=== Written request ===
Copy out each line of the listing that has the word "title" in it.

=== Data provided ===
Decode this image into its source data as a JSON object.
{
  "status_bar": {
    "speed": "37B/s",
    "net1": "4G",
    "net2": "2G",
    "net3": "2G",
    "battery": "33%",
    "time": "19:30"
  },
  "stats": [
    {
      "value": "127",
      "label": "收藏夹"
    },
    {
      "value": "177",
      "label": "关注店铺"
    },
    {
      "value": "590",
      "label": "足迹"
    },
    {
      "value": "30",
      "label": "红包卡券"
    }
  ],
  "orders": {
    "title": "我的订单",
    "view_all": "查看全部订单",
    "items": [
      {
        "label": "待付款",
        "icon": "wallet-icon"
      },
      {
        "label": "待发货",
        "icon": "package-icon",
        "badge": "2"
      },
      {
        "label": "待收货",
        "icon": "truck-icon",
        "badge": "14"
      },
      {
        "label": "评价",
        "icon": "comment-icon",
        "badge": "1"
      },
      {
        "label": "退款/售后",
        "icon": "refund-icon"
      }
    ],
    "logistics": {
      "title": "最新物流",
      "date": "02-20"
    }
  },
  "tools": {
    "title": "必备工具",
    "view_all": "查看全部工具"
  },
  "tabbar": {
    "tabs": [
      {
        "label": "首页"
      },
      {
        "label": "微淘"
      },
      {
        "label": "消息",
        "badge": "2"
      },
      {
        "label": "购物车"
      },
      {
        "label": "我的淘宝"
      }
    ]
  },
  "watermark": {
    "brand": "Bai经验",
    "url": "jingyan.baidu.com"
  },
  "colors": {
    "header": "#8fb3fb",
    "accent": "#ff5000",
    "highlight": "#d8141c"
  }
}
* * *
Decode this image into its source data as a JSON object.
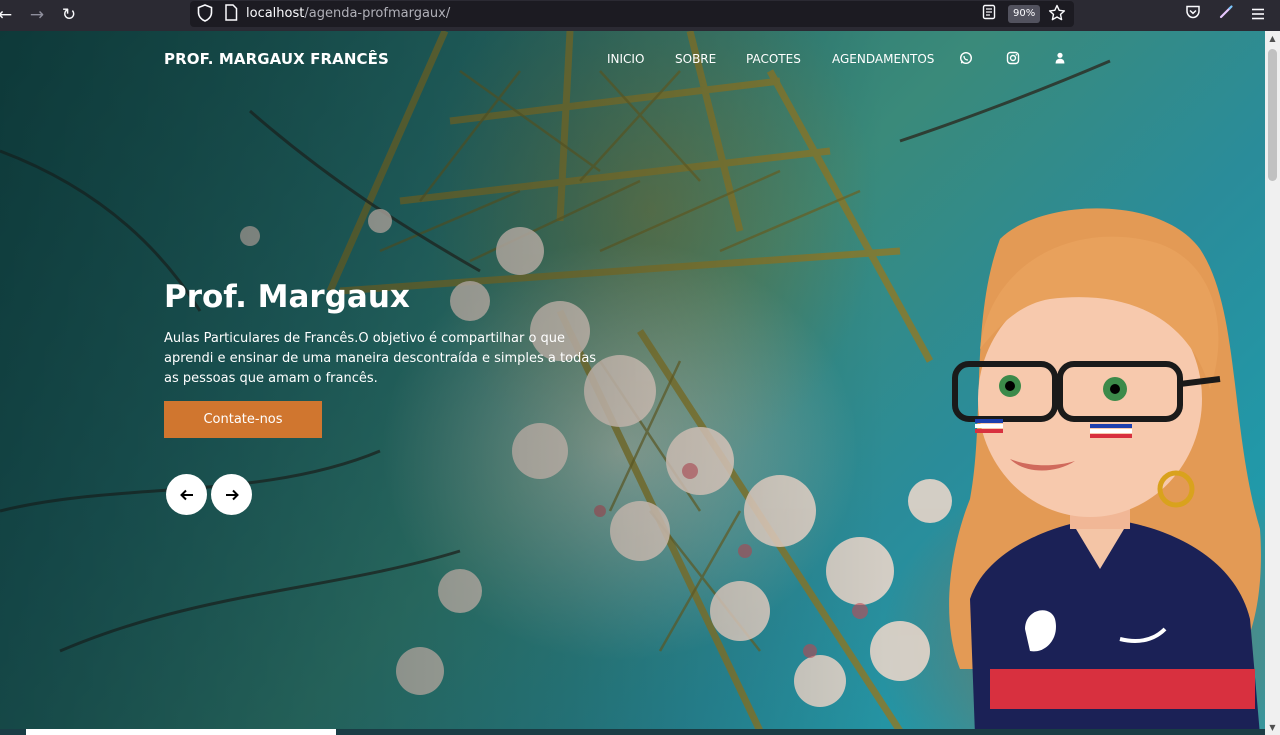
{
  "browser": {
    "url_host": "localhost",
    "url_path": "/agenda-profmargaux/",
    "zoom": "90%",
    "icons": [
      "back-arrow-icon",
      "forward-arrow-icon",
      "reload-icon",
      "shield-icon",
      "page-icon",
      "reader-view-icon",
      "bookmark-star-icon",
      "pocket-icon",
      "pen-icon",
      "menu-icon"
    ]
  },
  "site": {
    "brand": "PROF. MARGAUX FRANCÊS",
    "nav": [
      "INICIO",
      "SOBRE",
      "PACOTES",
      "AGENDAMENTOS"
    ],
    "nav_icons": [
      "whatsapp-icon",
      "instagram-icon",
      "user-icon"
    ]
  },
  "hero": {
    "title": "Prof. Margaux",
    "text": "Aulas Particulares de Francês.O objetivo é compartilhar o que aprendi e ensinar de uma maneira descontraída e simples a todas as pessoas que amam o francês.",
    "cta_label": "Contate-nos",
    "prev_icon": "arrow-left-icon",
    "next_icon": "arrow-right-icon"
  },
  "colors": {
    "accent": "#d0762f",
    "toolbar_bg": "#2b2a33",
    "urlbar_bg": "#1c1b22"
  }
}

=== Final result ===
    "title": "我的订单",
      "title": "最新物流",
    "title": "必备工具",
    "title": "Prof. Margaux",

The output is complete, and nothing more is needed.